:: EXTRACTED ENTRIES ::
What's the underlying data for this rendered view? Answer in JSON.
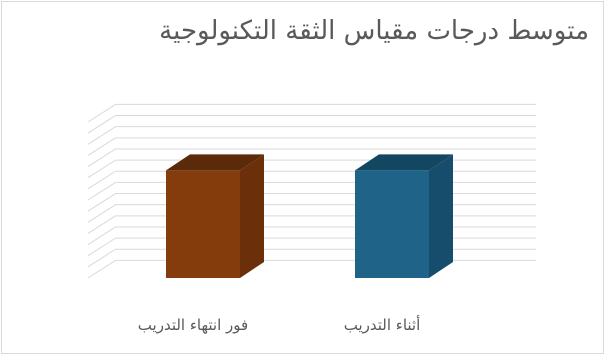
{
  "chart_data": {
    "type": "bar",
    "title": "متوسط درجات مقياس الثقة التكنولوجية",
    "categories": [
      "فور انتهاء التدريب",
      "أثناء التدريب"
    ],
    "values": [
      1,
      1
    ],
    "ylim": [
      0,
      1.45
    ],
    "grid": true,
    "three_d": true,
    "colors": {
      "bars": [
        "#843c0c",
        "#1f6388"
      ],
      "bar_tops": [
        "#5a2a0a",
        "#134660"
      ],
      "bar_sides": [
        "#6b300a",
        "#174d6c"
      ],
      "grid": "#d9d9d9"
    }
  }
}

:: WHAT YOU NEED TO DO ::
Write out every record above exactly as it stands, but leave out the pictures.

:: RESULT OF THIS TASK ::
What's the underlying data for this rendered view? Answer in JSON.
{
  "chart_data": {
    "type": "bar",
    "title": "متوسط درجات مقياس الثقة التكنولوجية",
    "categories": [
      "فور انتهاء التدريب",
      "أثناء التدريب"
    ],
    "values": [
      1,
      1
    ],
    "ylim": [
      0,
      1.45
    ],
    "grid": true,
    "three_d": true,
    "colors": {
      "bars": [
        "#843c0c",
        "#1f6388"
      ],
      "bar_tops": [
        "#5a2a0a",
        "#134660"
      ],
      "bar_sides": [
        "#6b300a",
        "#174d6c"
      ],
      "grid": "#d9d9d9"
    }
  }
}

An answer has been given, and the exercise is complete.